#### EXERCISE INPUT
** BEGIN **

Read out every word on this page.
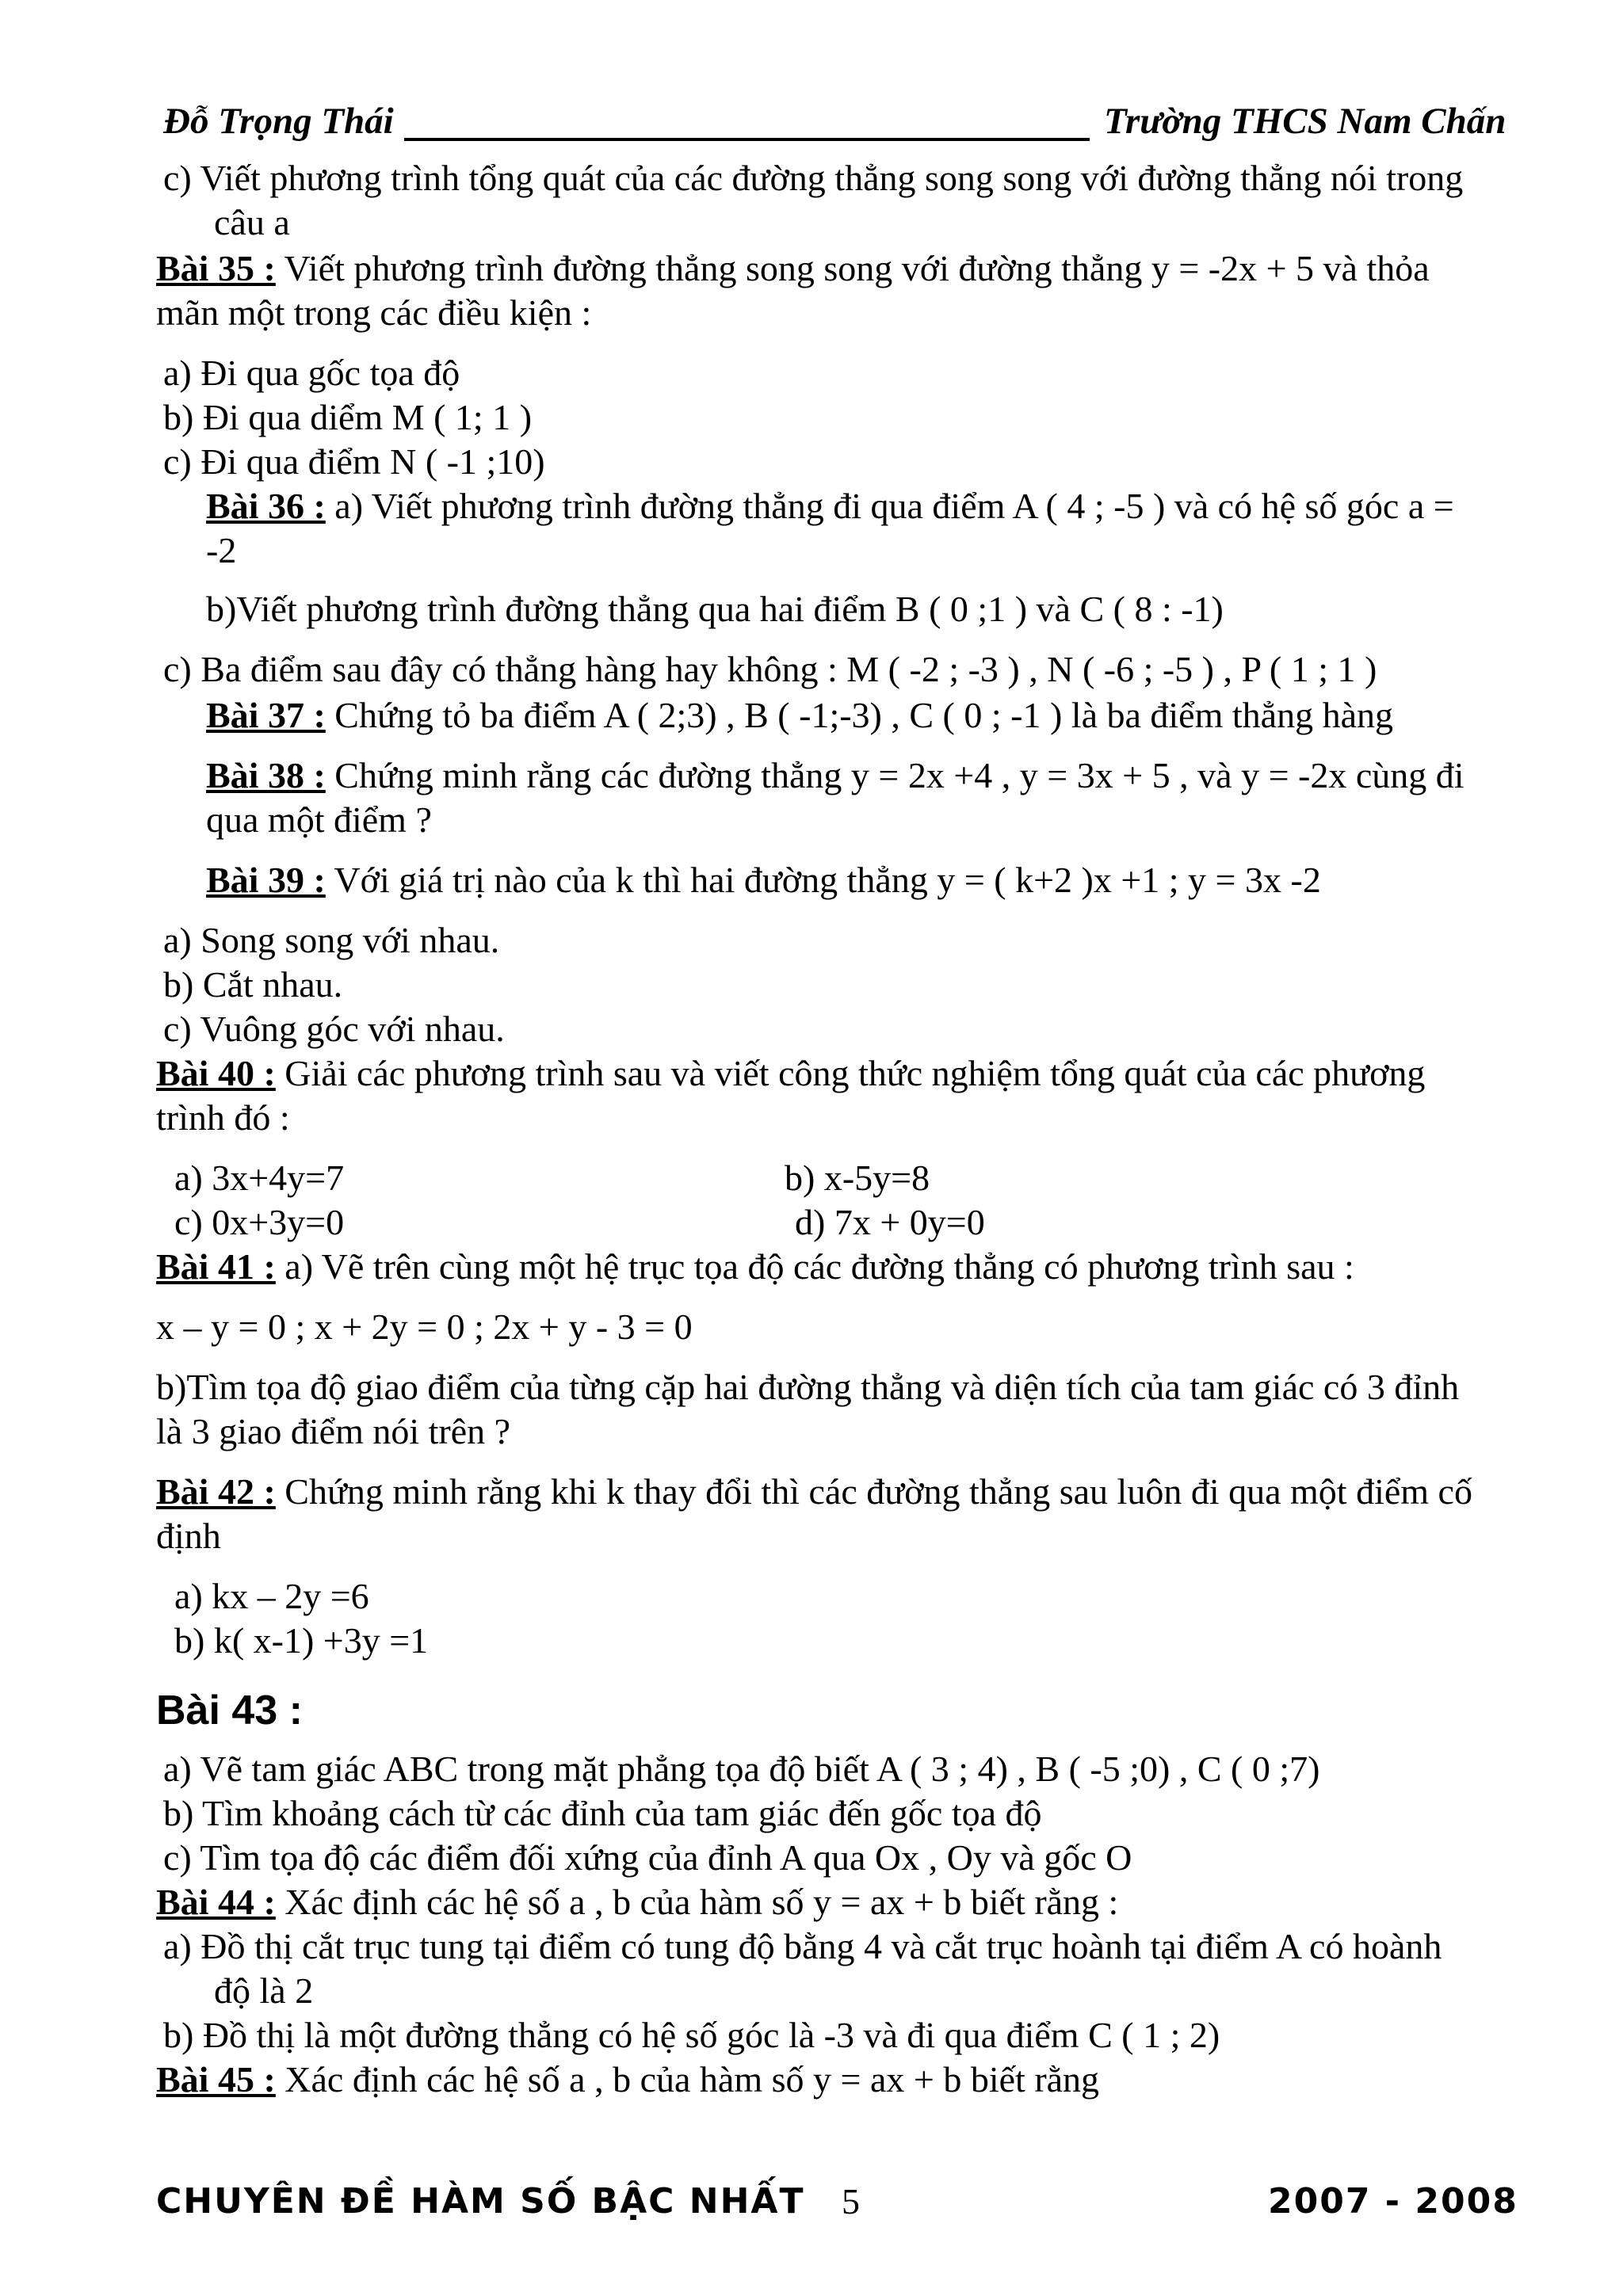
Đỗ Trọng Thái	Trường THCS Nam Chấn
c) Viết phương trình tổng quát của các đường thẳng song song với đường thẳng nói trong
câu a
Bài 35 : Viết phương trình đường thẳng song song với đường thẳng y = -2x + 5 và thỏa
mãn một trong các điều kiện :
a) Đi qua gốc tọa độ
b) Đi qua diểm M ( 1; 1 )
c) Đi qua điểm N ( -1 ;10)
Bài 36 : a) Viết phương trình đường thẳng đi qua điểm A ( 4 ; -5 ) và có hệ số góc a =
-2
b)Viết phương trình đường thẳng qua hai điểm B ( 0 ;1 ) và C ( 8 : -1)
c) Ba điểm sau đây có thẳng hàng hay không : M ( -2 ; -3 ) , N ( -6 ; -5 ) , P ( 1 ; 1 )
Bài 37 : Chứng tỏ ba điểm A ( 2;3) , B ( -1;-3) , C ( 0 ; -1 ) là ba điểm thẳng hàng
Bài 38 : Chứng minh rằng các đường thẳng y = 2x +4 , y = 3x + 5 , và y = -2x cùng đi
qua một điểm ?
Bài 39 : Với giá trị nào của k thì hai đường thẳng y = ( k+2 )x +1 ; y = 3x -2
a) Song song với nhau.
b) Cắt nhau.
c) Vuông góc với nhau.
Bài 40 : Giải các phương trình sau và viết công thức nghiệm tổng quát của các phương
trình đó :
a) 3x+4y=7	b) x-5y=8
c) 0x+3y=0	d) 7x + 0y=0
Bài 41 : a) Vẽ trên cùng một hệ trục tọa độ các đường thẳng có phương trình sau :
x – y = 0 ; x + 2y = 0 ; 2x + y - 3 = 0
b)Tìm tọa độ giao điểm của từng cặp hai đường thẳng và diện tích của tam giác có 3 đỉnh
là 3 giao điểm nói trên ?
Bài 42 : Chứng minh rằng khi k thay đổi thì các đường thẳng sau luôn đi qua một điểm cố
định
a) kx – 2y =6
b) k( x-1) +3y =1
Bài 43 :
a) Vẽ tam giác ABC trong mặt phẳng tọa độ biết A ( 3 ; 4) , B ( -5 ;0) , C ( 0 ;7)
b) Tìm khoảng cách từ các đỉnh của tam giác đến gốc tọa độ
c) Tìm tọa độ các điểm đối xứng của đỉnh A qua Ox , Oy và gốc O
Bài 44 : Xác định các hệ số a , b của hàm số y = ax + b biết rằng :
a) Đồ thị cắt trục tung tại điểm có tung độ bằng 4 và cắt trục hoành tại điểm A có hoành
độ là 2
b) Đồ thị là một đường thẳng có hệ số góc là -3 và đi qua điểm C ( 1 ; 2)
Bài 45 : Xác định các hệ số a , b của hàm số y = ax + b biết rằng
CHUYÊN ĐỀ HÀM SỐ BẬC NHẤT 5	2007 - 2008
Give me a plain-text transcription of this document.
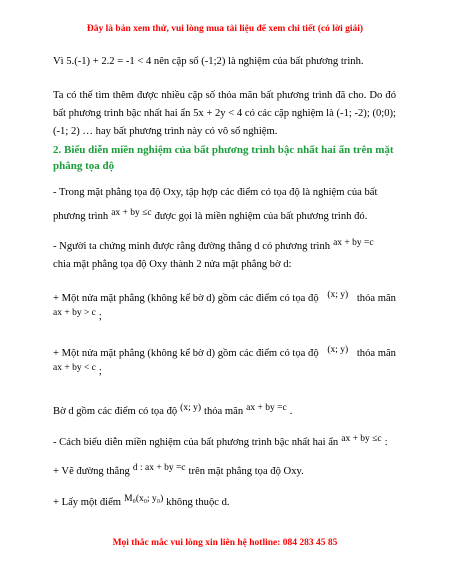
Đây là bản xem thử, vui lòng mua tài liệu để xem chi tiết (có lời giải)
Vì 5.(-1) + 2.2 = -1 < 4 nên cặp số (-1;2) là nghiệm của bất phương trình.
Ta có thể tìm thêm được nhiều cặp số thỏa mãn bất phương trình đã cho. Do đó bất phương trình bậc nhất hai ẩn 5x + 2y < 4 có các cặp nghiệm là (-1; -2); (0;0); (-1; 2) … hay bất phương trình này có vô số nghiệm.
2. Biểu diễn miền nghiệm của bất phương trình bậc nhất hai ẩn trên mặt phẳng tọa độ
- Trong mặt phẳng tọa độ Oxy, tập hợp các điểm có tọa độ là nghiệm của bất
phương trình ax + by ≤c được gọi là miền nghiệm của bất phương trình đó.
- Người ta chứng minh được rằng đường thẳng d có phương trình ax + by =c
chia mặt phẳng tọa độ Oxy thành 2 nửa mặt phẳng bờ d:
+ Một nửa mặt phẳng (không kể bờ d) gồm các điểm có tọa độ (x; y) thỏa mãn
ax + by > c ;
+ Một nửa mặt phẳng (không kể bờ d) gồm các điểm có tọa độ (x; y) thỏa mãn
ax + by < c ;
Bờ d gồm các điểm có tọa độ (x; y) thỏa mãn ax + by =c .
- Cách biểu diễn miền nghiệm của bất phương trình bậc nhất hai ẩn ax + by ≤c :
+ Vẽ đường thẳng d : ax + by =c trên mặt phẳng tọa độ Oxy.
+ Lấy một điểm M₀(x₀; y₀) không thuộc d.
Mọi thắc mắc vui lòng xin liên hệ hotline: 084 283 45 85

** END **

#### WHAT YOU ARE ASKED TO DO
Give back the entries verbatim. Do not include any picture.

#### COMPLETED EXERCISE
Read out every word on this page.
Đỗ Trọng Thái	Trường THCS Nam Chấn
c) Viết phương trình tổng quát của các đường thẳng song song với đường thẳng nói trong
câu a
Bài 35 : Viết phương trình đường thẳng song song với đường thẳng y = -2x + 5 và thỏa
mãn một trong các điều kiện :
a) Đi qua gốc tọa độ
b) Đi qua diểm M ( 1; 1 )
c) Đi qua điểm N ( -1 ;10)
Bài 36 : a) Viết phương trình đường thẳng đi qua điểm A ( 4 ; -5 ) và có hệ số góc a =
-2
b)Viết phương trình đường thẳng qua hai điểm B ( 0 ;1 ) và C ( 8 : -1)
c) Ba điểm sau đây có thẳng hàng hay không : M ( -2 ; -3 ) , N ( -6 ; -5 ) , P ( 1 ; 1 )
Bài 37 : Chứng tỏ ba điểm A ( 2;3) , B ( -1;-3) , C ( 0 ; -1 ) là ba điểm thẳng hàng
Bài 38 : Chứng minh rằng các đường thẳng y = 2x +4 , y = 3x + 5 , và y = -2x cùng đi
qua một điểm ?
Bài 39 : Với giá trị nào của k thì hai đường thẳng y = ( k+2 )x +1 ; y = 3x -2
a) Song song với nhau.
b) Cắt nhau.
c) Vuông góc với nhau.
Bài 40 : Giải các phương trình sau và viết công thức nghiệm tổng quát của các phương
trình đó :
a) 3x+4y=7	b) x-5y=8
c) 0x+3y=0	d) 7x + 0y=0
Bài 41 : a) Vẽ trên cùng một hệ trục tọa độ các đường thẳng có phương trình sau :
x – y = 0 ; x + 2y = 0 ; 2x + y - 3 = 0
b)Tìm tọa độ giao điểm của từng cặp hai đường thẳng và diện tích của tam giác có 3 đỉnh
là 3 giao điểm nói trên ?
Bài 42 : Chứng minh rằng khi k thay đổi thì các đường thẳng sau luôn đi qua một điểm cố
định
a) kx – 2y =6
b) k( x-1) +3y =1
Bài 43 :
a) Vẽ tam giác ABC trong mặt phẳng tọa độ biết A ( 3 ; 4) , B ( -5 ;0) , C ( 0 ;7)
b) Tìm khoảng cách từ các đỉnh của tam giác đến gốc tọa độ
c) Tìm tọa độ các điểm đối xứng của đỉnh A qua Ox , Oy và gốc O
Bài 44 : Xác định các hệ số a , b của hàm số y = ax + b biết rằng :
a) Đồ thị cắt trục tung tại điểm có tung độ bằng 4 và cắt trục hoành tại điểm A có hoành
độ là 2
b) Đồ thị là một đường thẳng có hệ số góc là -3 và đi qua điểm C ( 1 ; 2)
Bài 45 : Xác định các hệ số a , b của hàm số y = ax + b biết rằng
CHUYÊN ĐỀ HÀM SỐ BẬC NHẤT 5	2007 - 2008
Give me a plain-text transcription of this document.
Đây là bản xem thử, vui lòng mua tài liệu để xem chi tiết (có lời giải)
Vì 5.(-1) + 2.2 = -1 < 4 nên cặp số (-1;2) là nghiệm của bất phương trình.
Ta có thể tìm thêm được nhiều cặp số thỏa mãn bất phương trình đã cho. Do đó bất phương trình bậc nhất hai ẩn 5x + 2y < 4 có các cặp nghiệm là (-1; -2); (0;0); (-1; 2) … hay bất phương trình này có vô số nghiệm.
2. Biểu diễn miền nghiệm của bất phương trình bậc nhất hai ẩn trên mặt phẳng tọa độ
- Trong mặt phẳng tọa độ Oxy, tập hợp các điểm có tọa độ là nghiệm của bất
phương trình ax + by ≤c được gọi là miền nghiệm của bất phương trình đó.
- Người ta chứng minh được rằng đường thẳng d có phương trình ax + by =c
chia mặt phẳng tọa độ Oxy thành 2 nửa mặt phẳng bờ d:
+ Một nửa mặt phẳng (không kể bờ d) gồm các điểm có tọa độ (x; y) thỏa mãn
ax + by > c ;
+ Một nửa mặt phẳng (không kể bờ d) gồm các điểm có tọa độ (x; y) thỏa mãn
ax + by < c ;
Bờ d gồm các điểm có tọa độ (x; y) thỏa mãn ax + by =c .
- Cách biểu diễn miền nghiệm của bất phương trình bậc nhất hai ẩn ax + by ≤c :
+ Vẽ đường thẳng d : ax + by =c trên mặt phẳng tọa độ Oxy.
+ Lấy một điểm M₀(x₀; y₀) không thuộc d.
Mọi thắc mắc vui lòng xin liên hệ hotline: 084 283 45 85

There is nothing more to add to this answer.